▶ _Exercise prompt_: Present each line of the entries below that holds the word "trajectory".

Dataset entries
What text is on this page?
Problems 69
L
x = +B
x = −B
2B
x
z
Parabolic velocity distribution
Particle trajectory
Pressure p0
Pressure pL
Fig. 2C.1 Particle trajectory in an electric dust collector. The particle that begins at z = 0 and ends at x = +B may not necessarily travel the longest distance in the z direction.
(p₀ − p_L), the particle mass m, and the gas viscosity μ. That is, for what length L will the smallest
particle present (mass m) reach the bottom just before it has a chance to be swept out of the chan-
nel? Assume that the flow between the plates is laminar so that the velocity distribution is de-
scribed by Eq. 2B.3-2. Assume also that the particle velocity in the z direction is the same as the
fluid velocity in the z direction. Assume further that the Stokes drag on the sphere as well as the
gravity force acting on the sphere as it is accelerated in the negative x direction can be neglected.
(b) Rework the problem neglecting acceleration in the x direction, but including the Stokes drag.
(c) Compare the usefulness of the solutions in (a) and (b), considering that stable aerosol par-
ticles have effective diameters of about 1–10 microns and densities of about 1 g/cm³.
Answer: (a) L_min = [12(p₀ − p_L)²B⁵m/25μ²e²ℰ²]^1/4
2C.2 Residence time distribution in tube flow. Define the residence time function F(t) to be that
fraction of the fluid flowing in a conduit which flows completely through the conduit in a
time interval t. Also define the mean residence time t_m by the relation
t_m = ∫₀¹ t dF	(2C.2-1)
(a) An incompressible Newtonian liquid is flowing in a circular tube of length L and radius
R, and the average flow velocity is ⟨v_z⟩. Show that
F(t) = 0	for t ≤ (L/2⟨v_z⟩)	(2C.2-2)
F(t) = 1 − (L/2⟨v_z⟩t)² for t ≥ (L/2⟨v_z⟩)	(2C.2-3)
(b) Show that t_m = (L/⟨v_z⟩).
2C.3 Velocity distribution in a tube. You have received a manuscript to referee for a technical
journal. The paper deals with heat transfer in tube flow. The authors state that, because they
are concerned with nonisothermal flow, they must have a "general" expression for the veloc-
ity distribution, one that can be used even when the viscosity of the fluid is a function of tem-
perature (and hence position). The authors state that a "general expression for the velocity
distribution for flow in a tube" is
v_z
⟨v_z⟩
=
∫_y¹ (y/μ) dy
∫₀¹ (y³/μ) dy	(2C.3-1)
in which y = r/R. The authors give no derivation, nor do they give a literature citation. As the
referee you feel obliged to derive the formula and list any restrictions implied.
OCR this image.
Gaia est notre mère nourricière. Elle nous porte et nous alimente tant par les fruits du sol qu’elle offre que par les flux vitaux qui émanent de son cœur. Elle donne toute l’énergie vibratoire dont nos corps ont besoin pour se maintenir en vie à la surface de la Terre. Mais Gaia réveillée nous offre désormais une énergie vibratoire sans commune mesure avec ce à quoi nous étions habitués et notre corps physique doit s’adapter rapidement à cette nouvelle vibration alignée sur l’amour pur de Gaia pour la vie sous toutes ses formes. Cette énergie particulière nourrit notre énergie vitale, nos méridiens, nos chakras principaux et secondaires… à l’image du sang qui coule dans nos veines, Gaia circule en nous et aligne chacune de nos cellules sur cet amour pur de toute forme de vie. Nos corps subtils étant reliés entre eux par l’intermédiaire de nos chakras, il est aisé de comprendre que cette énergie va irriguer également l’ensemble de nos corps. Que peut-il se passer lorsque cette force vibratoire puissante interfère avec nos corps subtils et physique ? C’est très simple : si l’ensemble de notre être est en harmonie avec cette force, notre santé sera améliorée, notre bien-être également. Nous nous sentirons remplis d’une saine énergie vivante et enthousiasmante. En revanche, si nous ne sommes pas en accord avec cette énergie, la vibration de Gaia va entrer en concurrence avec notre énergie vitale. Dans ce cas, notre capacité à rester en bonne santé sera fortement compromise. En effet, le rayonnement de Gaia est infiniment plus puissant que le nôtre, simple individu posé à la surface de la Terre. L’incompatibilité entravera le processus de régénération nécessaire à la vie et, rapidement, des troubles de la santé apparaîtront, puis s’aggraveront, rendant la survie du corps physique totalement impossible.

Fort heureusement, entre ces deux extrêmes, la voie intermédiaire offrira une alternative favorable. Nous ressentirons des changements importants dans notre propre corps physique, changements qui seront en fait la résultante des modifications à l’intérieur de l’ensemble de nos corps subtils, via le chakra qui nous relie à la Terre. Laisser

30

▶ _Completed exercise_:
Particle trajectory
Fig. 2C.1 Particle trajectory in an electric dust collector. The particle that begins at z = 0 and ends at x = +B may not necessarily travel the longest distance in the z direction.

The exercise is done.